■ **Yang Diharapkan**
Kembalikan tanpa perubahan semua baris daftar mulai dari baris yang memuat "List all visible" turun sampai baris yang memuat "svg-text:10.0: 10.0 (39, 73, 65, 88)", termasuk kedua baris itu. Gambarnya jangan ikut dimasukkan ke jawaban.

----- Daftar yang Diberikan

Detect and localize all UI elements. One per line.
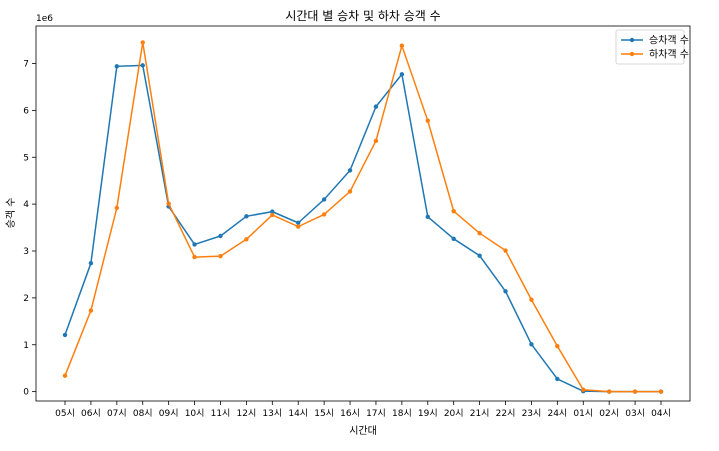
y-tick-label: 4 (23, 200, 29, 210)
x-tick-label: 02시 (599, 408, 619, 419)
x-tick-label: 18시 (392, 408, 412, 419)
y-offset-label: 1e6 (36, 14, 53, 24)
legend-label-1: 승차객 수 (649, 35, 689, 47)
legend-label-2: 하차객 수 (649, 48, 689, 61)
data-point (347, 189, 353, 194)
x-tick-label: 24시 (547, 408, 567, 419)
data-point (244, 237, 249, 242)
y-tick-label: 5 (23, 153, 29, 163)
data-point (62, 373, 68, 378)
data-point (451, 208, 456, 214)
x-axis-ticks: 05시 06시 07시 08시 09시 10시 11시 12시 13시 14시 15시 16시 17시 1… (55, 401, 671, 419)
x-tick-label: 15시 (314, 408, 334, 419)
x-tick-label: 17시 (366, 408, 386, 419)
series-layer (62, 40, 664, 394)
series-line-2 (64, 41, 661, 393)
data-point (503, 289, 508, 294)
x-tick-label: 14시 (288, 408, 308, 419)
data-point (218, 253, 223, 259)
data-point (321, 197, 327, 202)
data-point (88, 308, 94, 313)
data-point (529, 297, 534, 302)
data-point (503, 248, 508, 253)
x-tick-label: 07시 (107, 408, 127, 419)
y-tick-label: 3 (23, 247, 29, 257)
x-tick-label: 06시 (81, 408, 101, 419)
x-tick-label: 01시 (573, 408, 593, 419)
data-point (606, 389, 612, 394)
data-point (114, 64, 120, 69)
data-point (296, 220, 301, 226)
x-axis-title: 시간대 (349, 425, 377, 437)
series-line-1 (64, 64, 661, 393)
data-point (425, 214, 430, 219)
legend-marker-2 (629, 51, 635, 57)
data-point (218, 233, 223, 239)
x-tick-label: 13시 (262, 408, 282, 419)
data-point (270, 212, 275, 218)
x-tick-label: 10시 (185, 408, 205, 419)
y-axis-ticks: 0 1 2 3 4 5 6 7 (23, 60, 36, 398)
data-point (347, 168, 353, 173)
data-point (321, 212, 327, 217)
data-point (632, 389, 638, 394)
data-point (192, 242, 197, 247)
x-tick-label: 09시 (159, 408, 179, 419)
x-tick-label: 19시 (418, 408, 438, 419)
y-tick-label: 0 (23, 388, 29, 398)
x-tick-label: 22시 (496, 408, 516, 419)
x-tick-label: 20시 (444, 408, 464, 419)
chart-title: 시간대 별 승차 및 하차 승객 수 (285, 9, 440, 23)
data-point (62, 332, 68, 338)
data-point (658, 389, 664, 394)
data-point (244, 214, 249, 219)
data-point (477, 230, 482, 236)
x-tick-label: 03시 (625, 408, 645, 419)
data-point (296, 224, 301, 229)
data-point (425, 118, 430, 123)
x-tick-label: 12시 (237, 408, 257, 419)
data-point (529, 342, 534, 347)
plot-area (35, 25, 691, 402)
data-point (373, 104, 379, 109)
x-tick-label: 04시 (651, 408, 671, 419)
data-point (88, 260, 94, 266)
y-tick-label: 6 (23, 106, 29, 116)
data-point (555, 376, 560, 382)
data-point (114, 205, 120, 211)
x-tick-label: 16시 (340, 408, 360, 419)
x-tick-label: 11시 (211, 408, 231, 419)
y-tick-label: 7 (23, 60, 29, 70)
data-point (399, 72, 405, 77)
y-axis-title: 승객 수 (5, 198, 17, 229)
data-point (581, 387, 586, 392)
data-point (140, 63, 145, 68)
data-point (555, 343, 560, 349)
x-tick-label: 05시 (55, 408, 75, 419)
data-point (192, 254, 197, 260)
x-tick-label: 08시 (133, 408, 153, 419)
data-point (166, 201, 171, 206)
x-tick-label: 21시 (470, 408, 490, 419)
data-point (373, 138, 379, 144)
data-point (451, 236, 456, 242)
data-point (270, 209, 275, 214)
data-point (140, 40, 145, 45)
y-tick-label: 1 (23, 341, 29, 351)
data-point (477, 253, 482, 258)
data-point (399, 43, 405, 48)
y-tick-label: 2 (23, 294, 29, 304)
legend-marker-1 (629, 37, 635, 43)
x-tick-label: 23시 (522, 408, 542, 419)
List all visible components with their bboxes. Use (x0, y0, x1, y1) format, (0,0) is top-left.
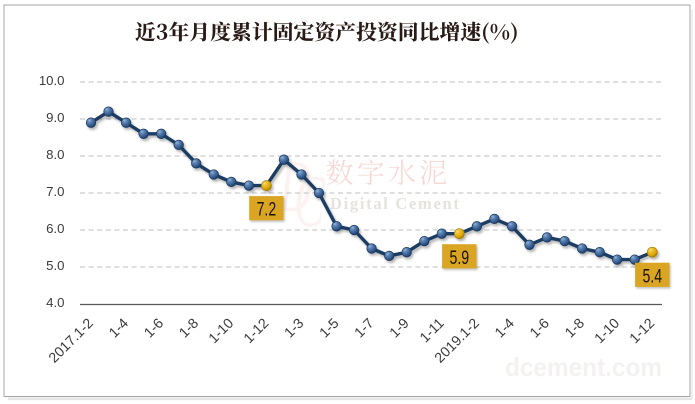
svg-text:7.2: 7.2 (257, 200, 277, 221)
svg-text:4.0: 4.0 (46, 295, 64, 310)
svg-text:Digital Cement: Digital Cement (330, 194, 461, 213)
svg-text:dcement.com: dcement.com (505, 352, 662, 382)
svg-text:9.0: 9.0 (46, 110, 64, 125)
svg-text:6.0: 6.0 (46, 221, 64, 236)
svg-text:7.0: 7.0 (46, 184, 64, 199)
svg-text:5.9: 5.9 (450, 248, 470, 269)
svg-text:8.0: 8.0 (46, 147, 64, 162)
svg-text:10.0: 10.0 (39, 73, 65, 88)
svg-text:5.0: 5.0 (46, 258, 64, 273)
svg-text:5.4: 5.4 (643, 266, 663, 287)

----------
----- Daftar yang Diberikan

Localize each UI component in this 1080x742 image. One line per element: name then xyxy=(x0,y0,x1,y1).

----------

■ **Jawaban**
List all visible components with their bboxes. Use (x0, y0, x1, y1) format, (0,0) is top-left.
svg-text:7.2: 7.2 (257, 200, 277, 221)
svg-text:4.0: 4.0 (46, 295, 64, 310)
svg-text:Digital Cement: Digital Cement (330, 194, 461, 213)
svg-text:dcement.com: dcement.com (505, 352, 662, 382)
svg-text:9.0: 9.0 (46, 110, 64, 125)
svg-text:6.0: 6.0 (46, 221, 64, 236)
svg-text:7.0: 7.0 (46, 184, 64, 199)
svg-text:5.9: 5.9 (450, 248, 470, 269)
svg-text:8.0: 8.0 (46, 147, 64, 162)
svg-text:10.0: 10.0 (39, 73, 65, 88)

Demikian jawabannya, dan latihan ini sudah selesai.